(Your goal)
Repeat the listing below in full, exactly as it stands.
##### Given information #####
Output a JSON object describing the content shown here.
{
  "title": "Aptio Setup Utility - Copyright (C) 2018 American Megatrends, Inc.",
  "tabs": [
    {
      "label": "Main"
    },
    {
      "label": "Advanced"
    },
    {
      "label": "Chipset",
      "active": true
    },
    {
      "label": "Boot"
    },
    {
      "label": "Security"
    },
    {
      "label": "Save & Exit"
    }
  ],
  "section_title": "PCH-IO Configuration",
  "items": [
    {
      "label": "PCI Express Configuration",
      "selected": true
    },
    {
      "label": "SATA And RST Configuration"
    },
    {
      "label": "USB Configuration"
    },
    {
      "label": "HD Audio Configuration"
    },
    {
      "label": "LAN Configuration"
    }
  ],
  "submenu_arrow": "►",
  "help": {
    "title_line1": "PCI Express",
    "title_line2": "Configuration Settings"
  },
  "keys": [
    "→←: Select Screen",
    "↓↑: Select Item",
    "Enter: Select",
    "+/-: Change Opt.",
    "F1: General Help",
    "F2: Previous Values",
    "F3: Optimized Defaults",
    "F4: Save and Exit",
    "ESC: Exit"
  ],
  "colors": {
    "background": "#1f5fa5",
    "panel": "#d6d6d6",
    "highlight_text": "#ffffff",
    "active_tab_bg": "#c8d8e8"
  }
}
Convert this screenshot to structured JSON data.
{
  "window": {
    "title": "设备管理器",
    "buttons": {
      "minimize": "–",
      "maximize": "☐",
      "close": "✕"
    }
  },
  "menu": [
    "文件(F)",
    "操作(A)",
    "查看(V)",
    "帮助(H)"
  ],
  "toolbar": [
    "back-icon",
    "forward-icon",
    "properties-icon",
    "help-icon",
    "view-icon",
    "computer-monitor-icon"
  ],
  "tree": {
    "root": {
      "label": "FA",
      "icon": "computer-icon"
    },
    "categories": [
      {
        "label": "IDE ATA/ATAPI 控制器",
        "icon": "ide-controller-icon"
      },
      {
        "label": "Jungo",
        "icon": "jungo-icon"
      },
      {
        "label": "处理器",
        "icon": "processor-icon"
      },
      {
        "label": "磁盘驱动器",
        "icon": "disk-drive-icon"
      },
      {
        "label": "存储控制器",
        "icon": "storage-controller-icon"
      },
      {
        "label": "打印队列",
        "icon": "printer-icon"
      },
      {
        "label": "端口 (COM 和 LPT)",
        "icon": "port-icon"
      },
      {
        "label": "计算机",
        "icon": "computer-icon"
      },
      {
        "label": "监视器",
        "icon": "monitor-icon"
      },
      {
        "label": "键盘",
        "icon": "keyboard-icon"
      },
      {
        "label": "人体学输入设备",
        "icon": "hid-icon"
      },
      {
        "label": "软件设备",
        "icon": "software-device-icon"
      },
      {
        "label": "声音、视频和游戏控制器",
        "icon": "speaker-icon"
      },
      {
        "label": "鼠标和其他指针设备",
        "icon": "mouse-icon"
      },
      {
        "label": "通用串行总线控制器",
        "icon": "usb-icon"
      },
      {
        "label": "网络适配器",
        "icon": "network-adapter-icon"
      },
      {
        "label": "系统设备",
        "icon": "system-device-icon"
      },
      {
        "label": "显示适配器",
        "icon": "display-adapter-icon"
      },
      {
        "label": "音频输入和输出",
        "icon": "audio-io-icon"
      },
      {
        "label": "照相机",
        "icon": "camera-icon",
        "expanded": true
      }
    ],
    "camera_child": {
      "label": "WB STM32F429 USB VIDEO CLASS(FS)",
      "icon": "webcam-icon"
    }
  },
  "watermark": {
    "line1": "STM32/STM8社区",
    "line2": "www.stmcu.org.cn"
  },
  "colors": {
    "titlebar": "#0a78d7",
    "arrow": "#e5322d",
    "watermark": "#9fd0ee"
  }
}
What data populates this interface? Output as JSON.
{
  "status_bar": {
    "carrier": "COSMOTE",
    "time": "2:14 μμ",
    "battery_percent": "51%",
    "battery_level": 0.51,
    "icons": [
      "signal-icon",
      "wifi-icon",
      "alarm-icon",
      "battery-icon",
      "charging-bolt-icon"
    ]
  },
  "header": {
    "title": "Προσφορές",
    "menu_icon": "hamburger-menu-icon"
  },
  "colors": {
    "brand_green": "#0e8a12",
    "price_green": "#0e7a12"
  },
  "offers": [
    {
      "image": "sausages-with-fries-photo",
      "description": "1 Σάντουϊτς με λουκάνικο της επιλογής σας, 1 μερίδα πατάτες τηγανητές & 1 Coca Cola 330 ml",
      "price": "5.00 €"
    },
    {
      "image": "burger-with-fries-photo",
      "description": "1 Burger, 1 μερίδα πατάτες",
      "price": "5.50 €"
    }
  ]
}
#####
(Task output)
Output a JSON object describing the content shown here.
{
  "title": "Aptio Setup Utility - Copyright (C) 2018 American Megatrends, Inc.",
  "tabs": [
    {
      "label": "Main"
    },
    {
      "label": "Advanced"
    },
    {
      "label": "Chipset",
      "active": true
    },
    {
      "label": "Boot"
    },
    {
      "label": "Security"
    },
    {
      "label": "Save & Exit"
    }
  ],
  "section_title": "PCH-IO Configuration",
  "items": [
    {
      "label": "PCI Express Configuration",
      "selected": true
    },
    {
      "label": "SATA And RST Configuration"
    },
    {
      "label": "USB Configuration"
    },
    {
      "label": "HD Audio Configuration"
    },
    {
      "label": "LAN Configuration"
    }
  ],
  "submenu_arrow": "►",
  "help": {
    "title_line1": "PCI Express",
    "title_line2": "Configuration Settings"
  },
  "keys": [
    "→←: Select Screen",
    "↓↑: Select Item",
    "Enter: Select",
    "+/-: Change Opt.",
    "F1: General Help",
    "F2: Previous Values",
    "F3: Optimized Defaults",
    "F4: Save and Exit",
    "ESC: Exit"
  ],
  "colors": {
    "background": "#1f5fa5",
    "panel": "#d6d6d6",
    "highlight_text": "#ffffff",
    "active_tab_bg": "#c8d8e8"
  }
}
Convert this screenshot to structured JSON data.
{
  "window": {
    "title": "设备管理器",
    "buttons": {
      "minimize": "–",
      "maximize": "☐",
      "close": "✕"
    }
  },
  "menu": [
    "文件(F)",
    "操作(A)",
    "查看(V)",
    "帮助(H)"
  ],
  "toolbar": [
    "back-icon",
    "forward-icon",
    "properties-icon",
    "help-icon",
    "view-icon",
    "computer-monitor-icon"
  ],
  "tree": {
    "root": {
      "label": "FA",
      "icon": "computer-icon"
    },
    "categories": [
      {
        "label": "IDE ATA/ATAPI 控制器",
        "icon": "ide-controller-icon"
      },
      {
        "label": "Jungo",
        "icon": "jungo-icon"
      },
      {
        "label": "处理器",
        "icon": "processor-icon"
      },
      {
        "label": "磁盘驱动器",
        "icon": "disk-drive-icon"
      },
      {
        "label": "存储控制器",
        "icon": "storage-controller-icon"
      },
      {
        "label": "打印队列",
        "icon": "printer-icon"
      },
      {
        "label": "端口 (COM 和 LPT)",
        "icon": "port-icon"
      },
      {
        "label": "计算机",
        "icon": "computer-icon"
      },
      {
        "label": "监视器",
        "icon": "monitor-icon"
      },
      {
        "label": "键盘",
        "icon": "keyboard-icon"
      },
      {
        "label": "人体学输入设备",
        "icon": "hid-icon"
      },
      {
        "label": "软件设备",
        "icon": "software-device-icon"
      },
      {
        "label": "声音、视频和游戏控制器",
        "icon": "speaker-icon"
      },
      {
        "label": "鼠标和其他指针设备",
        "icon": "mouse-icon"
      },
      {
        "label": "通用串行总线控制器",
        "icon": "usb-icon"
      },
      {
        "label": "网络适配器",
        "icon": "network-adapter-icon"
      },
      {
        "label": "系统设备",
        "icon": "system-device-icon"
      },
      {
        "label": "显示适配器",
        "icon": "display-adapter-icon"
      },
      {
        "label": "音频输入和输出",
        "icon": "audio-io-icon"
      },
      {
        "label": "照相机",
        "icon": "camera-icon",
        "expanded": true
      }
    ],
    "camera_child": {
      "label": "WB STM32F429 USB VIDEO CLASS(FS)",
      "icon": "webcam-icon"
    }
  },
  "watermark": {
    "line1": "STM32/STM8社区",
    "line2": "www.stmcu.org.cn"
  },
  "colors": {
    "titlebar": "#0a78d7",
    "arrow": "#e5322d",
    "watermark": "#9fd0ee"
  }
}
What data populates this interface? Output as JSON.
{
  "status_bar": {
    "carrier": "COSMOTE",
    "time": "2:14 μμ",
    "battery_percent": "51%",
    "battery_level": 0.51,
    "icons": [
      "signal-icon",
      "wifi-icon",
      "alarm-icon",
      "battery-icon",
      "charging-bolt-icon"
    ]
  },
  "header": {
    "title": "Προσφορές",
    "menu_icon": "hamburger-menu-icon"
  },
  "colors": {
    "brand_green": "#0e8a12",
    "price_green": "#0e7a12"
  },
  "offers": [
    {
      "image": "sausages-with-fries-photo",
      "description": "1 Σάντουϊτς με λουκάνικο της επιλογής σας, 1 μερίδα πατάτες τηγανητές & 1 Coca Cola 330 ml",
      "price": "5.00 €"
    },
    {
      "image": "burger-with-fries-photo",
      "description": "1 Burger, 1 μερίδα πατάτες",
      "price": "5.50 €"
    }
  ]
}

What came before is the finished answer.